WRITTEN EXERCISE:
Print the rows from the very first one through the line containing "formula-name-label: Formula Name", including both ends, and keep every character unchanged.

RECORDS PROVIDED:
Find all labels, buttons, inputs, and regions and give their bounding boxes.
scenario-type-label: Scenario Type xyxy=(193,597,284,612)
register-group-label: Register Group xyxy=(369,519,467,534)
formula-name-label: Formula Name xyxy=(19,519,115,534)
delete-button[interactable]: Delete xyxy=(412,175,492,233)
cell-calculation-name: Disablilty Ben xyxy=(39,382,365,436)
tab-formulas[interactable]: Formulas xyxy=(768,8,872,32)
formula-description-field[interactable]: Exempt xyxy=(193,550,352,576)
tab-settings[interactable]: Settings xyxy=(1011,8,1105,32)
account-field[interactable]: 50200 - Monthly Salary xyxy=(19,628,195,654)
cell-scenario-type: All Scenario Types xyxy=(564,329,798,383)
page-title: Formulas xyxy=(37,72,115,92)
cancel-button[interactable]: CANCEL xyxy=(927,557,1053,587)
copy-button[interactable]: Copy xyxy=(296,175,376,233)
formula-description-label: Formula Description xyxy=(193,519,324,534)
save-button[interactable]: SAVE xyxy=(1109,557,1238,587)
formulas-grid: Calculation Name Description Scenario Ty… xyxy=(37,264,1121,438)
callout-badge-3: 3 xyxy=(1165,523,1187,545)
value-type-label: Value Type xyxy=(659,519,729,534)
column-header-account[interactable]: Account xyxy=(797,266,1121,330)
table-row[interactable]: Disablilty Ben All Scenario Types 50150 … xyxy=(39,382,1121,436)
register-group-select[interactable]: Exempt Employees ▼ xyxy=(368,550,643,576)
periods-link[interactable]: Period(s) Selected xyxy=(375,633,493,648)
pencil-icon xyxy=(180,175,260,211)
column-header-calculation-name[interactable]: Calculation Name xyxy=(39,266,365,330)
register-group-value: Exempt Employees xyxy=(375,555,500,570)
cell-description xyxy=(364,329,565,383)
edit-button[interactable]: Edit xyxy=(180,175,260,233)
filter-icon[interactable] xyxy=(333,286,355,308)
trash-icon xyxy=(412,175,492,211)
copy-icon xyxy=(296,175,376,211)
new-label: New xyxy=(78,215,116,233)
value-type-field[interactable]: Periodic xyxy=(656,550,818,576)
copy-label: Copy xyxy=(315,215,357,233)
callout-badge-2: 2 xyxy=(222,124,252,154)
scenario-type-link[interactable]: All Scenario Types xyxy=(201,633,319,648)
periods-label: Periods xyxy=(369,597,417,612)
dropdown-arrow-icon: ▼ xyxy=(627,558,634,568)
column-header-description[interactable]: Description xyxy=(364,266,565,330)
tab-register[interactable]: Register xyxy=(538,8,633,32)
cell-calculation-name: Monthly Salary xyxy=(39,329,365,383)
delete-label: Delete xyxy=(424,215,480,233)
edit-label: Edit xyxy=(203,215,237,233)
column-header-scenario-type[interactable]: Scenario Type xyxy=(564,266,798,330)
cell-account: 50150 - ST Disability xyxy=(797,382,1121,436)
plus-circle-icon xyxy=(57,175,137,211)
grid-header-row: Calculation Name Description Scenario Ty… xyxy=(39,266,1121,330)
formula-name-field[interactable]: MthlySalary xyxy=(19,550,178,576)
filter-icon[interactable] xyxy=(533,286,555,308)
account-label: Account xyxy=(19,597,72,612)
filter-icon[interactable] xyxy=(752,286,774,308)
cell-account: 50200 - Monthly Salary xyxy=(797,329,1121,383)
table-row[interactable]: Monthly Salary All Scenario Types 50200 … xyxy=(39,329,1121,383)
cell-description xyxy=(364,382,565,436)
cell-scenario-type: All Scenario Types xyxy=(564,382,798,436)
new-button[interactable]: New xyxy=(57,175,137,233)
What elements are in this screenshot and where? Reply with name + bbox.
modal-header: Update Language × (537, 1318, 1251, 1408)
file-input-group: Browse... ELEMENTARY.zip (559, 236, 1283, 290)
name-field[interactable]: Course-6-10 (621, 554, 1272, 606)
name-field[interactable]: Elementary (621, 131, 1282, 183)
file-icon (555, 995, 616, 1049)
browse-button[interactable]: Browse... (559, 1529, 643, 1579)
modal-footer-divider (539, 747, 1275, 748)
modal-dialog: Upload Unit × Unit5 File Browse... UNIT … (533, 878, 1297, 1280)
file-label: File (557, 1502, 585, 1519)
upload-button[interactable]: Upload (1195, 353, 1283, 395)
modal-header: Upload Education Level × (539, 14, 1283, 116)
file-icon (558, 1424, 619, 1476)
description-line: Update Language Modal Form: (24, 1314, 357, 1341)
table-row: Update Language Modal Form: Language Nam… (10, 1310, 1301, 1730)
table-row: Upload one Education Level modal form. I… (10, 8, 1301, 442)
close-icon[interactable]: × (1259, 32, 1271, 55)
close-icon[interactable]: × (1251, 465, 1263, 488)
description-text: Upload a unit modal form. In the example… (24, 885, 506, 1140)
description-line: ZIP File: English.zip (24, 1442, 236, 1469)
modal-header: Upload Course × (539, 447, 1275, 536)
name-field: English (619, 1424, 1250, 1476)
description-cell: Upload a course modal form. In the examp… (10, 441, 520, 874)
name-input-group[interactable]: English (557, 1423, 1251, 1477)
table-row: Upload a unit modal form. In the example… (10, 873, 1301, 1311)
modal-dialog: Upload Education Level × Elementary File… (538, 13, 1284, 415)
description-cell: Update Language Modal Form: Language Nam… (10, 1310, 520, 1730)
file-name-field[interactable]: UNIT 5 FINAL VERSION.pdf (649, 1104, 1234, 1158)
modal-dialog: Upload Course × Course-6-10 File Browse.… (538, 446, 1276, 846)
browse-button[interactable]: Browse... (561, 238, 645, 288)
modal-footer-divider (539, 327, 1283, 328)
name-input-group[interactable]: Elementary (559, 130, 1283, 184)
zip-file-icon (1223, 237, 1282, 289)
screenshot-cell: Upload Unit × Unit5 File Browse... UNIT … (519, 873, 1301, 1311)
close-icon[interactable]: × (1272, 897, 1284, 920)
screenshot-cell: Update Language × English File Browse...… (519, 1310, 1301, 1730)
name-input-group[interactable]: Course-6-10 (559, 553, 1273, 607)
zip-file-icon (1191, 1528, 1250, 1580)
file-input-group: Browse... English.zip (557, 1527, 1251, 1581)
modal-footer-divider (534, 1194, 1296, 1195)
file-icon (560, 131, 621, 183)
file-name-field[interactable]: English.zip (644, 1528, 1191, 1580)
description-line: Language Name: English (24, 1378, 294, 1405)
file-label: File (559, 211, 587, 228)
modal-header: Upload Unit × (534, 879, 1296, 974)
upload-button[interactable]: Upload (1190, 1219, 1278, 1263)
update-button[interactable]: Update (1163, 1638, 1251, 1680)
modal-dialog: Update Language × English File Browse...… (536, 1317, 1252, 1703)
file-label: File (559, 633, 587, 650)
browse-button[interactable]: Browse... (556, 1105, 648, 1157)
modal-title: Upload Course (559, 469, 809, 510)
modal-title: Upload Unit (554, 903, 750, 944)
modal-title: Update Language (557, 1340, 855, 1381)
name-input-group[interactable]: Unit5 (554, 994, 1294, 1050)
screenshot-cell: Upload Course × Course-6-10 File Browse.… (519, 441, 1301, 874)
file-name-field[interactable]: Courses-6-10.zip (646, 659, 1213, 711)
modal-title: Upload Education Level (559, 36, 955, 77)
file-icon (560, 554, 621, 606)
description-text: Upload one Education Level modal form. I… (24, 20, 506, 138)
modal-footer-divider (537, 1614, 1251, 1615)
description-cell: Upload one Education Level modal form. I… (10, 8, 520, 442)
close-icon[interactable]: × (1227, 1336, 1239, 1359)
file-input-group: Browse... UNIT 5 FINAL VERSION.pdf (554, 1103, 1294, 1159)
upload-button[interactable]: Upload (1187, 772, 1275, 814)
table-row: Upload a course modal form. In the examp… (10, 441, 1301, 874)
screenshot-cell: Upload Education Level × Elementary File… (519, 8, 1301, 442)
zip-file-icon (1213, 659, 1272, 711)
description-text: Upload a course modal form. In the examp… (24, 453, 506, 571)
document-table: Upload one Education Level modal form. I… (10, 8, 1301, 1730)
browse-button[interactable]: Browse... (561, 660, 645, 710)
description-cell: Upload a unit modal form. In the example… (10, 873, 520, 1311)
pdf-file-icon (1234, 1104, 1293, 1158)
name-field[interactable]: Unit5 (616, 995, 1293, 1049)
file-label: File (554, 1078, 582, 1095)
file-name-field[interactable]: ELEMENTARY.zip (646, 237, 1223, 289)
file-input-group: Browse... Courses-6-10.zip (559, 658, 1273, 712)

EXERCISE RESPONSE:
Find all labels, buttons, inputs, and regions and give their bounding boxes.
scenario-type-label: Scenario Type xyxy=(193,597,284,612)
register-group-label: Register Group xyxy=(369,519,467,534)
formula-name-label: Formula Name xyxy=(19,519,115,534)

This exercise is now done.